### Dataset excerpts:
* * * * * * * * *

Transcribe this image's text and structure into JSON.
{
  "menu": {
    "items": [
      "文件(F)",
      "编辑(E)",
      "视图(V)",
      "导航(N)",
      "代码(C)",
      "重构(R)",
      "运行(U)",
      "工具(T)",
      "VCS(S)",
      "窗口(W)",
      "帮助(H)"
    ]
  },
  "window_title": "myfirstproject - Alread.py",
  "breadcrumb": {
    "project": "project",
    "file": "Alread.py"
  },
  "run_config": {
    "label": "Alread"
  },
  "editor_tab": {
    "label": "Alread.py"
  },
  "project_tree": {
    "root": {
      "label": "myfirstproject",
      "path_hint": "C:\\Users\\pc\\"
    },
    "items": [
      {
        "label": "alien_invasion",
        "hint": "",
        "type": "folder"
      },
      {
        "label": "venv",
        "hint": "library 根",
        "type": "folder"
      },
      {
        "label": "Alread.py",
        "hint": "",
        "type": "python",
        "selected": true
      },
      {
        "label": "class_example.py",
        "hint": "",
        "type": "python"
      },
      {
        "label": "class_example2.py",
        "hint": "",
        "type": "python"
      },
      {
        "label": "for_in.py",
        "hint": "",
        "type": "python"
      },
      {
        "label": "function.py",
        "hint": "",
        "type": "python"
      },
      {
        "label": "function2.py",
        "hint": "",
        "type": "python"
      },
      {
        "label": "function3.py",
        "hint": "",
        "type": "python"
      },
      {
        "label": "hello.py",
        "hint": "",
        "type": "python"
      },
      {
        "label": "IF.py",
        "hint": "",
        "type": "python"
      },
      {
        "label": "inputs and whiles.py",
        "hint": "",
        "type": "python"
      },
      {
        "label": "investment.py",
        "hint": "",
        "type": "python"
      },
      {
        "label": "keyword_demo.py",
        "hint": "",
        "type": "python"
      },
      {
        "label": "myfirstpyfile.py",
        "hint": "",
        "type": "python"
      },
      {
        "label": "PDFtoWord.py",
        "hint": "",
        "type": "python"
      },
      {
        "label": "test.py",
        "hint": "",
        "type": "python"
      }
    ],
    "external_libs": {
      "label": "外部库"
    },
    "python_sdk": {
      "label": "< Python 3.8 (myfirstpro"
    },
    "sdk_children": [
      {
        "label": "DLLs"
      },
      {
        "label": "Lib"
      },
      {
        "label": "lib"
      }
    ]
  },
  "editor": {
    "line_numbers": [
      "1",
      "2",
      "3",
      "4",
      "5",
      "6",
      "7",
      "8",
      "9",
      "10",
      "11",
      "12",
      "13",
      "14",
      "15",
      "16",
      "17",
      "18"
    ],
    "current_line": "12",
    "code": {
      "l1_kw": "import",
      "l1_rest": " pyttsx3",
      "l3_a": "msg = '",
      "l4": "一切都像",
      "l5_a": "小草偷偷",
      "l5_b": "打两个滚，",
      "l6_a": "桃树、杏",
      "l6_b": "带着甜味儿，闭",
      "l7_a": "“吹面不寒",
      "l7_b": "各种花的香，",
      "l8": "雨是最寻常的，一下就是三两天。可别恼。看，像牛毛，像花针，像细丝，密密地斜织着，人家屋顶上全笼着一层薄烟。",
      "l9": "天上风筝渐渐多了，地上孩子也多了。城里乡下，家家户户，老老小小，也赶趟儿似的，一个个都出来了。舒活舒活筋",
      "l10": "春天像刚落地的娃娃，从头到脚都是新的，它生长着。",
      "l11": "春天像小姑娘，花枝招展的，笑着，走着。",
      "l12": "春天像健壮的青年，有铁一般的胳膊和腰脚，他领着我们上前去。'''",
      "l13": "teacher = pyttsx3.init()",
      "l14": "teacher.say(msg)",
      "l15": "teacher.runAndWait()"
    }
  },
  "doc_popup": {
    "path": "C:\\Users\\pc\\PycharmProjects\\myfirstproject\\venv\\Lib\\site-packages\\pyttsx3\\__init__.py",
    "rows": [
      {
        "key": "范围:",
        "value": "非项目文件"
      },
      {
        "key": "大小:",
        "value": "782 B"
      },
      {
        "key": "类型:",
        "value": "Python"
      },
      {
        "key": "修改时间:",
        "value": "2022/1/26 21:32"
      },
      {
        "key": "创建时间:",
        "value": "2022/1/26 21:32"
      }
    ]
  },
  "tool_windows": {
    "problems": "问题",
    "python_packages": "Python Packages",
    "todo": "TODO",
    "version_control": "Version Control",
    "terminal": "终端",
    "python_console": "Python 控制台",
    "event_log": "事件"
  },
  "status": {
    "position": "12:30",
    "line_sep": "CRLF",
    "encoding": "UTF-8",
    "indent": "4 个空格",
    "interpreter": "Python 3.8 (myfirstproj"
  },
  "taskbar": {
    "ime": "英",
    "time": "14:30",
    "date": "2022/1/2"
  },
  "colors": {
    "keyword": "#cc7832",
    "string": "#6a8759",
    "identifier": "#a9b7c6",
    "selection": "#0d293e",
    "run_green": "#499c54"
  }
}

* * * * * * * * *

### Exercise:
Pick out lines containing the word "teacher", each one as written.

### The solution:
      "l13": "teacher = pyttsx3.init()",
      "l14": "teacher.say(msg)",
      "l15": "teacher.runAndWait()"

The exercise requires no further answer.